24. 09. 2021
Piątek, świątek czy niedziela, żadna kartkówka już na nas nie czeka. W poniedziałek o 5.15 wyruszamy do Sandomierza. Tak, do Sandomierza na trzy dni na wycieczkę. Trzymajcie kciuki, żebym nie zaspała!
27. 09. 2021
Już wyjechaliśmy. W autobusie siedzę z Sandrą. Około dwunastej powinniśmy być już na miejscu, bo będziemy wchodzić na Bramę Opatowską. Z Bramy Opatowskiej cudny widok. Zwiedzaliśmy też podziemną trasę turystyczną, zbrojownię rycerską, a teraz mamy czas wolny. Ależ jestem szczęśliwa! W czasie wycieczki statkiem po Wiśle miasto i jego zabytki wyglądały imponująco. Przewodnik całkiem miły.
Była też chwila na zakup pamiątek i spotkanie przy kotwicy, gdzie zakotwiczono lazurowe niebo nad Sandomierzem. Za chwilę jedziemy do hotelu na obiadokolację, a w pokoju będę mieszkać z Sandrą i Małgosią.
28. 09. 2021
Niewiarygodne! Już trzeci rok z rzędu mamy pokój numer 15! Dzisiaj nastawiłam budzik na 6.50, żebyśmy miały czas się dobudzić, przebrać i podładować telefony. Zjedliśmy śniadanie i ruszyliśmy do Kazimierza Dolnego, gdzie mieliśmy wejść na Górę Trzech Krzyży.

* _ZAPISANE DANE_

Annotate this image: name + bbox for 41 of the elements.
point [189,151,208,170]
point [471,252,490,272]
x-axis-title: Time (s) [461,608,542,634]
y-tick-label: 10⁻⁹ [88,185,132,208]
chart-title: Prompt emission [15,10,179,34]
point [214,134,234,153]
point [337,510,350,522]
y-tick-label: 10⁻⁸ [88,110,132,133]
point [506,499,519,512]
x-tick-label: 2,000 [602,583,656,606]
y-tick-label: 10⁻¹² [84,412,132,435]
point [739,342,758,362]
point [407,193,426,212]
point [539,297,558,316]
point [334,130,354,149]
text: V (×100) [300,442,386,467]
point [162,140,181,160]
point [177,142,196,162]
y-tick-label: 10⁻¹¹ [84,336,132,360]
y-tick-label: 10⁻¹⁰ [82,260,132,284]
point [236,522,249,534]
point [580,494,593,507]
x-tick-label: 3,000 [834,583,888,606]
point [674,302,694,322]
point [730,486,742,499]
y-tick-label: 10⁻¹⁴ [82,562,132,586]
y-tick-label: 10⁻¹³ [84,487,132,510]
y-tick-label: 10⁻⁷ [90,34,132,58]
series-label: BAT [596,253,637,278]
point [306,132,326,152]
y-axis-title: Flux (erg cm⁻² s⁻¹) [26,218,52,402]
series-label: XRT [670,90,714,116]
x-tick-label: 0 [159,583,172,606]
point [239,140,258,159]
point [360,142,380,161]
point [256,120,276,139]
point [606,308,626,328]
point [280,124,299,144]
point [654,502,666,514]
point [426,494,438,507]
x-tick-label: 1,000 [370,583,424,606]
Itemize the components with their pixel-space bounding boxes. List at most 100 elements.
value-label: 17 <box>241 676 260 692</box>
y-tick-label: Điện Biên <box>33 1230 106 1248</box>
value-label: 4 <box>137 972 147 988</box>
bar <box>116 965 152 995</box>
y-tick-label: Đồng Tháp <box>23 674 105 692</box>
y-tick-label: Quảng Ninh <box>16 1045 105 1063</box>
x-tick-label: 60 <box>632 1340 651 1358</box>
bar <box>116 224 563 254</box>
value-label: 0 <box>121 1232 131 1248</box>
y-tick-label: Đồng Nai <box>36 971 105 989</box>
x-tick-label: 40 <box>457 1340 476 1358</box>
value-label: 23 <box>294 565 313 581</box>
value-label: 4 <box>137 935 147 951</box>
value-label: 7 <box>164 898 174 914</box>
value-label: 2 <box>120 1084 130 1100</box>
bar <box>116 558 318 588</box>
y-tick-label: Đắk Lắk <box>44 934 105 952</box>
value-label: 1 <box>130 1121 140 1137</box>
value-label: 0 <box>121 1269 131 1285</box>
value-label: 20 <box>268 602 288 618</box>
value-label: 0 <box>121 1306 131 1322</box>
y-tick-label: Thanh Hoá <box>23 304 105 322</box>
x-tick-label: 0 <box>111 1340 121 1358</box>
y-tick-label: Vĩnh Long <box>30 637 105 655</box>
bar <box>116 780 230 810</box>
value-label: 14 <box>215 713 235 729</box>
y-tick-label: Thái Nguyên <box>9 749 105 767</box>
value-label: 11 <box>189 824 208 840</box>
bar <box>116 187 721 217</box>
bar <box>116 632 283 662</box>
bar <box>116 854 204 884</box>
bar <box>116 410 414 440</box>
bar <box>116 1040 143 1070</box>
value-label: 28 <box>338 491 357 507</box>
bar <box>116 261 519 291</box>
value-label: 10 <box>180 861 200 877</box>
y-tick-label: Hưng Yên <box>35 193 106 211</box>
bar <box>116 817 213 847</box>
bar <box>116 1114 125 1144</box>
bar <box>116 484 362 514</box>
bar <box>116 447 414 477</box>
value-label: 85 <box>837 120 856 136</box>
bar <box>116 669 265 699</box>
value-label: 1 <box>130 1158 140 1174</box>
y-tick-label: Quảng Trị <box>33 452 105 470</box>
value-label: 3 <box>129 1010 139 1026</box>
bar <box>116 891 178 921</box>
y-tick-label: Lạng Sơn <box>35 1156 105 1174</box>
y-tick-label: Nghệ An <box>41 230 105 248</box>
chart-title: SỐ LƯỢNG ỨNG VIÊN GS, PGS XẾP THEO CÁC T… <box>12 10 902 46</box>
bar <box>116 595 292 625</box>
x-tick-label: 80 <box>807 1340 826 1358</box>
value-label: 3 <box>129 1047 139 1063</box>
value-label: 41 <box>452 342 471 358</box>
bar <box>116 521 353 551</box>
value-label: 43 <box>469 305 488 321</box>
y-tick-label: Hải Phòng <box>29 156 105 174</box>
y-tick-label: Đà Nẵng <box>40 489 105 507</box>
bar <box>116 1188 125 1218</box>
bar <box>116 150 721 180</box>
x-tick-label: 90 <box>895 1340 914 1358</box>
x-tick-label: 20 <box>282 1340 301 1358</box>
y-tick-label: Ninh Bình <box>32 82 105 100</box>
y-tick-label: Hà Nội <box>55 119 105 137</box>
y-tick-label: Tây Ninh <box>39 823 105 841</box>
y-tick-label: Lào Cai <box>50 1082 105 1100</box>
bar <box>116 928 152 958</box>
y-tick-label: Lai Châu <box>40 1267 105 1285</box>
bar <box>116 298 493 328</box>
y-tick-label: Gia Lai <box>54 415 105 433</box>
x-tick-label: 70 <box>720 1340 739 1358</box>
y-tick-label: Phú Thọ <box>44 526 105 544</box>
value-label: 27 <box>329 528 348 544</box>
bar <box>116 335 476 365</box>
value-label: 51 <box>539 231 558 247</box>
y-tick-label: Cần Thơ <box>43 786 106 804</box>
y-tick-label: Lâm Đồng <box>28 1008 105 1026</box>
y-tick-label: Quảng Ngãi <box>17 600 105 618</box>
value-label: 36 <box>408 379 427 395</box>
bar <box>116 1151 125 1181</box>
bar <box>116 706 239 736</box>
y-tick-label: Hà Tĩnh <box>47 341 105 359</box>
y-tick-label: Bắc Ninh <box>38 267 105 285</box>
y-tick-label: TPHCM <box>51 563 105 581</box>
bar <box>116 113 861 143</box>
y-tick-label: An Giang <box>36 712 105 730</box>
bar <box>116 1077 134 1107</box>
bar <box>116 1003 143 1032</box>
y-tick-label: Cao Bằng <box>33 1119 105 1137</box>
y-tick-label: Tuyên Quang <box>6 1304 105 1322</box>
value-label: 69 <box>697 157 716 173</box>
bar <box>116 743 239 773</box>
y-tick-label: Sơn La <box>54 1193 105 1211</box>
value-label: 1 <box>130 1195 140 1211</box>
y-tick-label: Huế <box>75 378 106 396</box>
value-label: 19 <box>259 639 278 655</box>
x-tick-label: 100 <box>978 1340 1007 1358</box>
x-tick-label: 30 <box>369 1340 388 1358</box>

* _TREŚĆ POLECENIA A_
Wypisz z podanego fragmentu dosłownie tekst od słów „Była też chwila” aż do słów „Górę Trzech Krzyży.” włącznie.
* _TREŚĆ POLECENIA B_
Przepisz bez zmian wiersze zapisanych danych od pierwszego wiersza aż do wiersza zawierającego „text: V (×100) [300,442,386,467]” włącznie.

* _PEŁNE ROZWIĄZANIE A_
Była też chwila na zakup pamiątek i spotkanie przy kotwicy, gdzie zakotwiczono lazurowe niebo nad Sandomierzem. Za chwilę jedziemy do hotelu na obiadokolację, a w pokoju będę mieszkać z Sandrą i Małgosią.
28. 09. 2021
Niewiarygodne! Już trzeci rok z rzędu mamy pokój numer 15! Dzisiaj nastawiłam budzik na 6.50, żebyśmy miały czas się dobudzić, przebrać i podładować telefony. Zjedliśmy śniadanie i ruszyliśmy do Kazimierza Dolnego, gdzie mieliśmy wejść na Górę Trzech Krzyży.

* _PEŁNE ROZWIĄZANIE B_
Annotate this image: name + bbox for 41 of the elements.
point [189,151,208,170]
point [471,252,490,272]
x-axis-title: Time (s) [461,608,542,634]
y-tick-label: 10⁻⁹ [88,185,132,208]
chart-title: Prompt emission [15,10,179,34]
point [214,134,234,153]
point [337,510,350,522]
y-tick-label: 10⁻⁸ [88,110,132,133]
point [506,499,519,512]
x-tick-label: 2,000 [602,583,656,606]
y-tick-label: 10⁻¹² [84,412,132,435]
point [739,342,758,362]
point [407,193,426,212]
point [539,297,558,316]
point [334,130,354,149]
text: V (×100) [300,442,386,467]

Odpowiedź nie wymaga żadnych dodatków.